EXERCISE REQUIREMENTS
Copy each line of the listing below exactly.

==================================================

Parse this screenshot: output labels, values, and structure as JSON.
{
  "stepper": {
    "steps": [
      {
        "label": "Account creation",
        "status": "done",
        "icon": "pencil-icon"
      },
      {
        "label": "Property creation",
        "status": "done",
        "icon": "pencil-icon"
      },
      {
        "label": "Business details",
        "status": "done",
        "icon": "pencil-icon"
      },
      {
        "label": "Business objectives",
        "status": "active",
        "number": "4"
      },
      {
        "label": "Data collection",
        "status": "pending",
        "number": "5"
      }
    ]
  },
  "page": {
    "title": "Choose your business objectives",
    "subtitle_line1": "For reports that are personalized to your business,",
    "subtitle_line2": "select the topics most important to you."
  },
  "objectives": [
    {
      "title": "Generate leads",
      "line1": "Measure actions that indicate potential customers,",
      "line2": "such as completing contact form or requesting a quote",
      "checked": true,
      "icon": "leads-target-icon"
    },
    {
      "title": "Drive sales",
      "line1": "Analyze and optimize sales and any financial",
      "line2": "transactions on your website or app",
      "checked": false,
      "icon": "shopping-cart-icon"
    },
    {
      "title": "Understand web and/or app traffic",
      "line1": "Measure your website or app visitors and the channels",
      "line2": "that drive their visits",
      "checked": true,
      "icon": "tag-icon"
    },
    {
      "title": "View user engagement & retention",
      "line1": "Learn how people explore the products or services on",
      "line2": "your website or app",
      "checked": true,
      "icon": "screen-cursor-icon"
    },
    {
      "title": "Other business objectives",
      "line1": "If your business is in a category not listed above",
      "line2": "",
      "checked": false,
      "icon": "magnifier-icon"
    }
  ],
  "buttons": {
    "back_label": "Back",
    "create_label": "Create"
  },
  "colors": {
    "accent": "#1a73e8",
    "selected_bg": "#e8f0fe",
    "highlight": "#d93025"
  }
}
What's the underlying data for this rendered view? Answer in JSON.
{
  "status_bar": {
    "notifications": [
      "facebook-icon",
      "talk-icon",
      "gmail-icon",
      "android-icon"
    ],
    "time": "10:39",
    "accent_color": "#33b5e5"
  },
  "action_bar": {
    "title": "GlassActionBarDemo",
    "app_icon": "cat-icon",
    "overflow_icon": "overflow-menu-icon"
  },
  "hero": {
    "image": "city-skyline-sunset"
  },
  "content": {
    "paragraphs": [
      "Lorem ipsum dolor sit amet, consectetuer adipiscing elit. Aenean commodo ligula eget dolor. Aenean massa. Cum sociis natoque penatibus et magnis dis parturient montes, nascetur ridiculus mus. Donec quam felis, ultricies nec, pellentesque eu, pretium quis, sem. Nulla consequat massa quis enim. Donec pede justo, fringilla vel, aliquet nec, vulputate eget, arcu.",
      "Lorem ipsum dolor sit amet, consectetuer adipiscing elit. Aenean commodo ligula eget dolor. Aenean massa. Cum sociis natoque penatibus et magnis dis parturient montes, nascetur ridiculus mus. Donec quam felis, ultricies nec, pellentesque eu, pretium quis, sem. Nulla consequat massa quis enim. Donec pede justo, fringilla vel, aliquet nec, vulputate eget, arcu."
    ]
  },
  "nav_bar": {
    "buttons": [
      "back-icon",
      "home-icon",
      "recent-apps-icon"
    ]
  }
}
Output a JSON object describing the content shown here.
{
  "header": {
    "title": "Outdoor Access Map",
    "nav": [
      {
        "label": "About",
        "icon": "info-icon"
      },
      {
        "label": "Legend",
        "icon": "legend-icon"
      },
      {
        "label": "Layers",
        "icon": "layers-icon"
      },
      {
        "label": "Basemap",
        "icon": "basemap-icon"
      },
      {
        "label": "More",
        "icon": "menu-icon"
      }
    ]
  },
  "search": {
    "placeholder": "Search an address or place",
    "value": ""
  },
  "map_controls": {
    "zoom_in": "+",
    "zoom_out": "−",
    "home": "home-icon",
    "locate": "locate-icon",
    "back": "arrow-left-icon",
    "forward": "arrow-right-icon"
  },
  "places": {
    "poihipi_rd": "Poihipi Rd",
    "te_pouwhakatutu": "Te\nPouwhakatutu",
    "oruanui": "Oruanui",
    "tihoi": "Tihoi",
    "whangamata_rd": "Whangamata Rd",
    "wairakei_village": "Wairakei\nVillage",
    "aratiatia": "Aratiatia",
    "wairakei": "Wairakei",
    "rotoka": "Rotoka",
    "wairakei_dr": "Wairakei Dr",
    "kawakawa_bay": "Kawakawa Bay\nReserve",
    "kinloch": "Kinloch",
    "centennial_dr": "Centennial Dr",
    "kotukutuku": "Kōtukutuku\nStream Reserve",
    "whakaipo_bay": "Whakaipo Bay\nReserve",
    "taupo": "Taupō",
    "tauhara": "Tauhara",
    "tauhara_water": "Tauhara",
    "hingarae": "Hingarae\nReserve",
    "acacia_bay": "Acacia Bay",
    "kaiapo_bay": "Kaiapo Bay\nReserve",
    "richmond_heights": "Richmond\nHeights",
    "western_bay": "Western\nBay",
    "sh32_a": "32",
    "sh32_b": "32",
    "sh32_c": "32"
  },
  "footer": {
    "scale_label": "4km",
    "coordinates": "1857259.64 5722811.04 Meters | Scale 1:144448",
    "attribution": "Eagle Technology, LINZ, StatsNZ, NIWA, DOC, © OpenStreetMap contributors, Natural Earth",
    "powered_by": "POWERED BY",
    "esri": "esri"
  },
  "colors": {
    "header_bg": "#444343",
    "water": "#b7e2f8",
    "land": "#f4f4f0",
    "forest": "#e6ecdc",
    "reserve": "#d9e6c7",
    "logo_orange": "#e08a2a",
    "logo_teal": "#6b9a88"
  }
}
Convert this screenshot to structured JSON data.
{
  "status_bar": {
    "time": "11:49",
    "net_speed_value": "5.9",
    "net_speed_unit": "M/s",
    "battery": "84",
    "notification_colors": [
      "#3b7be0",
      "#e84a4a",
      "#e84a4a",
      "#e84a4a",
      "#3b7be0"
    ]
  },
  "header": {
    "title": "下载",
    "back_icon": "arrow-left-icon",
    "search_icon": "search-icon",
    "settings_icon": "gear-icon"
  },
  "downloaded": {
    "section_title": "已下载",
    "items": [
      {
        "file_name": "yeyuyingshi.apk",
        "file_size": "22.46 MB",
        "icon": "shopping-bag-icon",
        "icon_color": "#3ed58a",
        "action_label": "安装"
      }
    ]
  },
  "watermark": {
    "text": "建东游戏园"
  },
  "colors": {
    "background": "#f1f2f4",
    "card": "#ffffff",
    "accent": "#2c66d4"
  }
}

==================================================

EXERCISE SOLUTION
Parse this screenshot: output labels, values, and structure as JSON.
{
  "stepper": {
    "steps": [
      {
        "label": "Account creation",
        "status": "done",
        "icon": "pencil-icon"
      },
      {
        "label": "Property creation",
        "status": "done",
        "icon": "pencil-icon"
      },
      {
        "label": "Business details",
        "status": "done",
        "icon": "pencil-icon"
      },
      {
        "label": "Business objectives",
        "status": "active",
        "number": "4"
      },
      {
        "label": "Data collection",
        "status": "pending",
        "number": "5"
      }
    ]
  },
  "page": {
    "title": "Choose your business objectives",
    "subtitle_line1": "For reports that are personalized to your business,",
    "subtitle_line2": "select the topics most important to you."
  },
  "objectives": [
    {
      "title": "Generate leads",
      "line1": "Measure actions that indicate potential customers,",
      "line2": "such as completing contact form or requesting a quote",
      "checked": true,
      "icon": "leads-target-icon"
    },
    {
      "title": "Drive sales",
      "line1": "Analyze and optimize sales and any financial",
      "line2": "transactions on your website or app",
      "checked": false,
      "icon": "shopping-cart-icon"
    },
    {
      "title": "Understand web and/or app traffic",
      "line1": "Measure your website or app visitors and the channels",
      "line2": "that drive their visits",
      "checked": true,
      "icon": "tag-icon"
    },
    {
      "title": "View user engagement & retention",
      "line1": "Learn how people explore the products or services on",
      "line2": "your website or app",
      "checked": true,
      "icon": "screen-cursor-icon"
    },
    {
      "title": "Other business objectives",
      "line1": "If your business is in a category not listed above",
      "line2": "",
      "checked": false,
      "icon": "magnifier-icon"
    }
  ],
  "buttons": {
    "back_label": "Back",
    "create_label": "Create"
  },
  "colors": {
    "accent": "#1a73e8",
    "selected_bg": "#e8f0fe",
    "highlight": "#d93025"
  }
}
What's the underlying data for this rendered view? Answer in JSON.
{
  "status_bar": {
    "notifications": [
      "facebook-icon",
      "talk-icon",
      "gmail-icon",
      "android-icon"
    ],
    "time": "10:39",
    "accent_color": "#33b5e5"
  },
  "action_bar": {
    "title": "GlassActionBarDemo",
    "app_icon": "cat-icon",
    "overflow_icon": "overflow-menu-icon"
  },
  "hero": {
    "image": "city-skyline-sunset"
  },
  "content": {
    "paragraphs": [
      "Lorem ipsum dolor sit amet, consectetuer adipiscing elit. Aenean commodo ligula eget dolor. Aenean massa. Cum sociis natoque penatibus et magnis dis parturient montes, nascetur ridiculus mus. Donec quam felis, ultricies nec, pellentesque eu, pretium quis, sem. Nulla consequat massa quis enim. Donec pede justo, fringilla vel, aliquet nec, vulputate eget, arcu.",
      "Lorem ipsum dolor sit amet, consectetuer adipiscing elit. Aenean commodo ligula eget dolor. Aenean massa. Cum sociis natoque penatibus et magnis dis parturient montes, nascetur ridiculus mus. Donec quam felis, ultricies nec, pellentesque eu, pretium quis, sem. Nulla consequat massa quis enim. Donec pede justo, fringilla vel, aliquet nec, vulputate eget, arcu."
    ]
  },
  "nav_bar": {
    "buttons": [
      "back-icon",
      "home-icon",
      "recent-apps-icon"
    ]
  }
}
Output a JSON object describing the content shown here.
{
  "header": {
    "title": "Outdoor Access Map",
    "nav": [
      {
        "label": "About",
        "icon": "info-icon"
      },
      {
        "label": "Legend",
        "icon": "legend-icon"
      },
      {
        "label": "Layers",
        "icon": "layers-icon"
      },
      {
        "label": "Basemap",
        "icon": "basemap-icon"
      },
      {
        "label": "More",
        "icon": "menu-icon"
      }
    ]
  },
  "search": {
    "placeholder": "Search an address or place",
    "value": ""
  },
  "map_controls": {
    "zoom_in": "+",
    "zoom_out": "−",
    "home": "home-icon",
    "locate": "locate-icon",
    "back": "arrow-left-icon",
    "forward": "arrow-right-icon"
  },
  "places": {
    "poihipi_rd": "Poihipi Rd",
    "te_pouwhakatutu": "Te\nPouwhakatutu",
    "oruanui": "Oruanui",
    "tihoi": "Tihoi",
    "whangamata_rd": "Whangamata Rd",
    "wairakei_village": "Wairakei\nVillage",
    "aratiatia": "Aratiatia",
    "wairakei": "Wairakei",
    "rotoka": "Rotoka",
    "wairakei_dr": "Wairakei Dr",
    "kawakawa_bay": "Kawakawa Bay\nReserve",
    "kinloch": "Kinloch",
    "centennial_dr": "Centennial Dr",
    "kotukutuku": "Kōtukutuku\nStream Reserve",
    "whakaipo_bay": "Whakaipo Bay\nReserve",
    "taupo": "Taupō",
    "tauhara": "Tauhara",
    "tauhara_water": "Tauhara",
    "hingarae": "Hingarae\nReserve",
    "acacia_bay": "Acacia Bay",
    "kaiapo_bay": "Kaiapo Bay\nReserve",
    "richmond_heights": "Richmond\nHeights",
    "western_bay": "Western\nBay",
    "sh32_a": "32",
    "sh32_b": "32",
    "sh32_c": "32"
  },
  "footer": {
    "scale_label": "4km",
    "coordinates": "1857259.64 5722811.04 Meters | Scale 1:144448",
    "attribution": "Eagle Technology, LINZ, StatsNZ, NIWA, DOC, © OpenStreetMap contributors, Natural Earth",
    "powered_by": "POWERED BY",
    "esri": "esri"
  },
  "colors": {
    "header_bg": "#444343",
    "water": "#b7e2f8",
    "land": "#f4f4f0",
    "forest": "#e6ecdc",
    "reserve": "#d9e6c7",
    "logo_orange": "#e08a2a",
    "logo_teal": "#6b9a88"
  }
}
Convert this screenshot to structured JSON data.
{
  "status_bar": {
    "time": "11:49",
    "net_speed_value": "5.9",
    "net_speed_unit": "M/s",
    "battery": "84",
    "notification_colors": [
      "#3b7be0",
      "#e84a4a",
      "#e84a4a",
      "#e84a4a",
      "#3b7be0"
    ]
  },
  "header": {
    "title": "下载",
    "back_icon": "arrow-left-icon",
    "search_icon": "search-icon",
    "settings_icon": "gear-icon"
  },
  "downloaded": {
    "section_title": "已下载",
    "items": [
      {
        "file_name": "yeyuyingshi.apk",
        "file_size": "22.46 MB",
        "icon": "shopping-bag-icon",
        "icon_color": "#3ed58a",
        "action_label": "安装"
      }
    ]
  },
  "watermark": {
    "text": "建东游戏园"
  },
  "colors": {
    "background": "#f1f2f4",
    "card": "#ffffff",
    "accent": "#2c66d4"
  }
}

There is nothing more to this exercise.